» Problem to solve:
Tally the lines of the listing that contain the word "lojaebac", then give the total and nothing else.

Collected data entries:
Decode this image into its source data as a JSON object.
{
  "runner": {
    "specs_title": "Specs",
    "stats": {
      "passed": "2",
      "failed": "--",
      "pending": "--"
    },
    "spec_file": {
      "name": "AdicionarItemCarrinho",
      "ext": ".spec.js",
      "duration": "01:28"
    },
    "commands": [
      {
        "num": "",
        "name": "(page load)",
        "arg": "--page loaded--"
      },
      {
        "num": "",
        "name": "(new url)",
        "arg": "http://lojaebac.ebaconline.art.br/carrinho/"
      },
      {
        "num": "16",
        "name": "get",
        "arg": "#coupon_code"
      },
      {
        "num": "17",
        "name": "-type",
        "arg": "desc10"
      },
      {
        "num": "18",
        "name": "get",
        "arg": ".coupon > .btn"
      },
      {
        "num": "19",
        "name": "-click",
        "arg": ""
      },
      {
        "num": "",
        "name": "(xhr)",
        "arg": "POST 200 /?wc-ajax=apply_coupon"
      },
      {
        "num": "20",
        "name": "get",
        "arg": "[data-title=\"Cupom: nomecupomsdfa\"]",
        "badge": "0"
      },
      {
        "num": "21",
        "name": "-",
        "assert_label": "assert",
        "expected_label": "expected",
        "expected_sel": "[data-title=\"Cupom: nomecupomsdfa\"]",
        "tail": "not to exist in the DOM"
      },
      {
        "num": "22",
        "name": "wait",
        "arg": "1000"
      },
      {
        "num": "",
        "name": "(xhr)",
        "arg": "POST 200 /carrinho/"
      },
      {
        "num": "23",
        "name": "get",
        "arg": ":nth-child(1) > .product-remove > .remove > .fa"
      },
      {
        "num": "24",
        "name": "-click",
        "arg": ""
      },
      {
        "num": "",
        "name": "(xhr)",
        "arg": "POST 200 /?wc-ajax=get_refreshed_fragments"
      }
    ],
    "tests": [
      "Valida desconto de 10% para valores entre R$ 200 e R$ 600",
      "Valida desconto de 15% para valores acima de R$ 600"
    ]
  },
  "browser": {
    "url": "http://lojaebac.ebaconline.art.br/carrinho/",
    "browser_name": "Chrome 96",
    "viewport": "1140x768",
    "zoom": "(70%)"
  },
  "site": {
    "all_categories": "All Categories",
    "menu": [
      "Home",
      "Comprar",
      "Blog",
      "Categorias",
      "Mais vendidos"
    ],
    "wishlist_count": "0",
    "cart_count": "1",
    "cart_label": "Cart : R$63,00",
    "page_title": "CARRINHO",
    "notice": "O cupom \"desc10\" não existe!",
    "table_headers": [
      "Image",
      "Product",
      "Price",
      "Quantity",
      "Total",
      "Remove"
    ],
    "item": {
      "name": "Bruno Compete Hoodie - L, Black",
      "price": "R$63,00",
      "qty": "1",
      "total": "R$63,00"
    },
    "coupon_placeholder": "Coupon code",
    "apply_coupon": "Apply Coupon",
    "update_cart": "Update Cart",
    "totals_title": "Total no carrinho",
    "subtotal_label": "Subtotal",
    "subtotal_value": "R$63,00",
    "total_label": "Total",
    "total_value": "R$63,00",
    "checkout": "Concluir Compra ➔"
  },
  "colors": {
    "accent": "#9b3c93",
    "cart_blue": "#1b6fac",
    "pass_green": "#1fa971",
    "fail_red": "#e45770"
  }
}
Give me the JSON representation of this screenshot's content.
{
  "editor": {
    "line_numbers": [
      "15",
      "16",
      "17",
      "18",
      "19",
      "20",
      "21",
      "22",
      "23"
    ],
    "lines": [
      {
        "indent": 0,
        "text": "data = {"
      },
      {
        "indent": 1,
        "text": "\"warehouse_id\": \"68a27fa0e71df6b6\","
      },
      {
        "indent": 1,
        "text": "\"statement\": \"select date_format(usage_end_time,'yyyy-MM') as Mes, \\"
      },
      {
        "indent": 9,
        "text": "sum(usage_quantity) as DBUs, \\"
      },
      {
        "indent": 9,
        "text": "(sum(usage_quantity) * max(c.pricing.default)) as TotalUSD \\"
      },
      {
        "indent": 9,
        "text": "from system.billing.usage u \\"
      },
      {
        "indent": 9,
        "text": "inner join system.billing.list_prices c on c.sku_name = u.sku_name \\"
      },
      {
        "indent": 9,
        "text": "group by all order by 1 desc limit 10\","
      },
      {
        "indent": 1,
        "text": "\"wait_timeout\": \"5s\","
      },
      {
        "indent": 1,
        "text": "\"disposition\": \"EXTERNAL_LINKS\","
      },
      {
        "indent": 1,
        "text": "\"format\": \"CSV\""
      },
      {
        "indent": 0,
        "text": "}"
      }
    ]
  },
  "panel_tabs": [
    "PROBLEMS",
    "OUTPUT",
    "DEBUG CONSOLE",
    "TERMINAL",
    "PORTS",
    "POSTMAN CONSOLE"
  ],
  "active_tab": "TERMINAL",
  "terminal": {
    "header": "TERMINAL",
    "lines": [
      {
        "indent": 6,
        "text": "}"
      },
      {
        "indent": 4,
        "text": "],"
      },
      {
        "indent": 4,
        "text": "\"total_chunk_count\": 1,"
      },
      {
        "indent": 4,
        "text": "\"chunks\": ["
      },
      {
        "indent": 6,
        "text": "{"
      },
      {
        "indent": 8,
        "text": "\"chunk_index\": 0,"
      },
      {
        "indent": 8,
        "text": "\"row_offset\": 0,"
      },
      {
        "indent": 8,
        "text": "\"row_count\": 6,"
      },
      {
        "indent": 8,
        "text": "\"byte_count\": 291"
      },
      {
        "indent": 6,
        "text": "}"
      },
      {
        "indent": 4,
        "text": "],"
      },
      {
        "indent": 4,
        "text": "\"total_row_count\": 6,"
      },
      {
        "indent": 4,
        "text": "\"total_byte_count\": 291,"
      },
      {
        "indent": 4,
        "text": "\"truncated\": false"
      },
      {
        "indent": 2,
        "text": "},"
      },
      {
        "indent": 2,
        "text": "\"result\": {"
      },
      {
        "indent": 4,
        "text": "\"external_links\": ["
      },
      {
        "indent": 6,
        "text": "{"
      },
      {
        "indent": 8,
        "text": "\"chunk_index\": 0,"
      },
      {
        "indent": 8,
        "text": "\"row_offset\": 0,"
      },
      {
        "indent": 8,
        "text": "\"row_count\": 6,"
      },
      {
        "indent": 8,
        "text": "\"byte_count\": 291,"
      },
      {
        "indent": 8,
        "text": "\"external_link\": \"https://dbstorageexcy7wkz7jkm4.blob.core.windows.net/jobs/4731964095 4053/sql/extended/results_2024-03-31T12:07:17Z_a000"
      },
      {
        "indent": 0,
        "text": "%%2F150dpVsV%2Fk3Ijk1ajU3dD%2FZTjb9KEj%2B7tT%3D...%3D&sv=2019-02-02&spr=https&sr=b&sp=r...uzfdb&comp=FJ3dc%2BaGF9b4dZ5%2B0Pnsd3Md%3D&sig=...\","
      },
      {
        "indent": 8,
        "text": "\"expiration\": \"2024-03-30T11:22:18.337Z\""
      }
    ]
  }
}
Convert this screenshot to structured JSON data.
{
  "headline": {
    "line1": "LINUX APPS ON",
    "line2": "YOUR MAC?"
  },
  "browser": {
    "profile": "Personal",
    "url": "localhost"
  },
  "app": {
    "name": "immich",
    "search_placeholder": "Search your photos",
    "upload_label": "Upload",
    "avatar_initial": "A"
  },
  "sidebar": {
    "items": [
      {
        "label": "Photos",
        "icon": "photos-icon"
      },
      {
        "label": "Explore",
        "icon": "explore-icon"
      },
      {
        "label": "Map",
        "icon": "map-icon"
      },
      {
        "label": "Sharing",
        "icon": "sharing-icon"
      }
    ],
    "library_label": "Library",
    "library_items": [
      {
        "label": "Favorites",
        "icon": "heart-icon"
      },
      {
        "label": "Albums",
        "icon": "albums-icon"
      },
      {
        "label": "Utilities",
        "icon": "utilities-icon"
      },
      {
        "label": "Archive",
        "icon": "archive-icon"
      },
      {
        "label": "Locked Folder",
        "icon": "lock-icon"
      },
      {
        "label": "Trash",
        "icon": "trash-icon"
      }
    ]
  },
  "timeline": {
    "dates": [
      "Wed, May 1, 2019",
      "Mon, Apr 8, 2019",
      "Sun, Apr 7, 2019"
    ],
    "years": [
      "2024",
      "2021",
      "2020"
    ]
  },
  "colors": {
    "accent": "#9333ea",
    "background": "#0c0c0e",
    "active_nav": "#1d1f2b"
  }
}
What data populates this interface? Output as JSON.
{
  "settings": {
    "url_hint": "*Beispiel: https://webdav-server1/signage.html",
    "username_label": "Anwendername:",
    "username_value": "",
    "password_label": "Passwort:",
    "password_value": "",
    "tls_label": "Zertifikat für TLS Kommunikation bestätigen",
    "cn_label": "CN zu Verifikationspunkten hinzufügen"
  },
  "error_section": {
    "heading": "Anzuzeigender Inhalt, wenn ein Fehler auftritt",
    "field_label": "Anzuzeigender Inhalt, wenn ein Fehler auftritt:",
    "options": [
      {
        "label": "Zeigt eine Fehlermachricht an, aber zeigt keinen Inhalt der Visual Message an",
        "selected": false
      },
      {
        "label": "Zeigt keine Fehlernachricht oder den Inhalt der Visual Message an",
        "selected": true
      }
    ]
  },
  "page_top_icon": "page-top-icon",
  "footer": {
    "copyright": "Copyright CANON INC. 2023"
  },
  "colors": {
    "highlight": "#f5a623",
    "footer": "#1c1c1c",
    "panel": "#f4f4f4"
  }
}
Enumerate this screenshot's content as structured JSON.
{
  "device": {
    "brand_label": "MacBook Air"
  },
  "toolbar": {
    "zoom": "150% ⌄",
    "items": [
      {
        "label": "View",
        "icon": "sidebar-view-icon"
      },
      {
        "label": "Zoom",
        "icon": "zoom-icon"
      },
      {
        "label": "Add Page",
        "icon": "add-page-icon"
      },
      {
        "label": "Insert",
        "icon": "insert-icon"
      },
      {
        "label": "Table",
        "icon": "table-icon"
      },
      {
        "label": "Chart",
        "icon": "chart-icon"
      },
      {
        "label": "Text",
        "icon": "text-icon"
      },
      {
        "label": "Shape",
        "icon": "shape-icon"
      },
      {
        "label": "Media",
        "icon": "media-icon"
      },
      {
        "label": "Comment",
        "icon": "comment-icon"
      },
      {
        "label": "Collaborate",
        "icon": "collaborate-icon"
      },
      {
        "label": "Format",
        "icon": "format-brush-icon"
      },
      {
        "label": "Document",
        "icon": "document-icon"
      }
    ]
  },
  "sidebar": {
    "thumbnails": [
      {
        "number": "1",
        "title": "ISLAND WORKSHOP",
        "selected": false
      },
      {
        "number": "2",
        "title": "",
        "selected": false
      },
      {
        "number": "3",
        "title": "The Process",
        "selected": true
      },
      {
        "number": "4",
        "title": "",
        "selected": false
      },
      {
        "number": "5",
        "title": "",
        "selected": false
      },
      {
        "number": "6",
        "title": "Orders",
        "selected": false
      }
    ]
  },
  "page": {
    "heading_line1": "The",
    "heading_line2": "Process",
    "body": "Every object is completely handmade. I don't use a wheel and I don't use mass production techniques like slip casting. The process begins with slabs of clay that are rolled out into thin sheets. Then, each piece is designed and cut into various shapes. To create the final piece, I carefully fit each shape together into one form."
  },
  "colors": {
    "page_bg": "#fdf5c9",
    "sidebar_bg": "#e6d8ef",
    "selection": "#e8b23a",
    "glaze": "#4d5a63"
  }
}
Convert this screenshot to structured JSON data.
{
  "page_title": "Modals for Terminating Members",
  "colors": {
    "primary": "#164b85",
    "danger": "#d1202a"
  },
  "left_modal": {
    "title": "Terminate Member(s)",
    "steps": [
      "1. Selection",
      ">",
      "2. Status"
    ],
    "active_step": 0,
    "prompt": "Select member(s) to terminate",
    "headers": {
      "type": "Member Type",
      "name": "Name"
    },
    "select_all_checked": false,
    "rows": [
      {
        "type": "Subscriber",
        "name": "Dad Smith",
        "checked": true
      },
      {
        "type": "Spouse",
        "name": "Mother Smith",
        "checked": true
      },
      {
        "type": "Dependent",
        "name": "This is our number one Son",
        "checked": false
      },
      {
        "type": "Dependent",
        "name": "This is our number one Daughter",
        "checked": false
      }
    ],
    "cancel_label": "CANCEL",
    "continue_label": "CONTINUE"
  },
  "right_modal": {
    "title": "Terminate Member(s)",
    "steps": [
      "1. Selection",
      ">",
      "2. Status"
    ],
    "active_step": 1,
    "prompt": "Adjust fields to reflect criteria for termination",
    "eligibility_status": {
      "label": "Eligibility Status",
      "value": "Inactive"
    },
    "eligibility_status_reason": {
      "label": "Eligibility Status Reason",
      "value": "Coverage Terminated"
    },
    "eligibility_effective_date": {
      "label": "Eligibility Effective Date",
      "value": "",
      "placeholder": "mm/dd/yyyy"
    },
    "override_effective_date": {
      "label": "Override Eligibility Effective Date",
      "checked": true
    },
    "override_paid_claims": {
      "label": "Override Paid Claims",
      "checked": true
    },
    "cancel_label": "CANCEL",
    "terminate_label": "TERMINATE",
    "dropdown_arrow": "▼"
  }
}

» Correct response:
2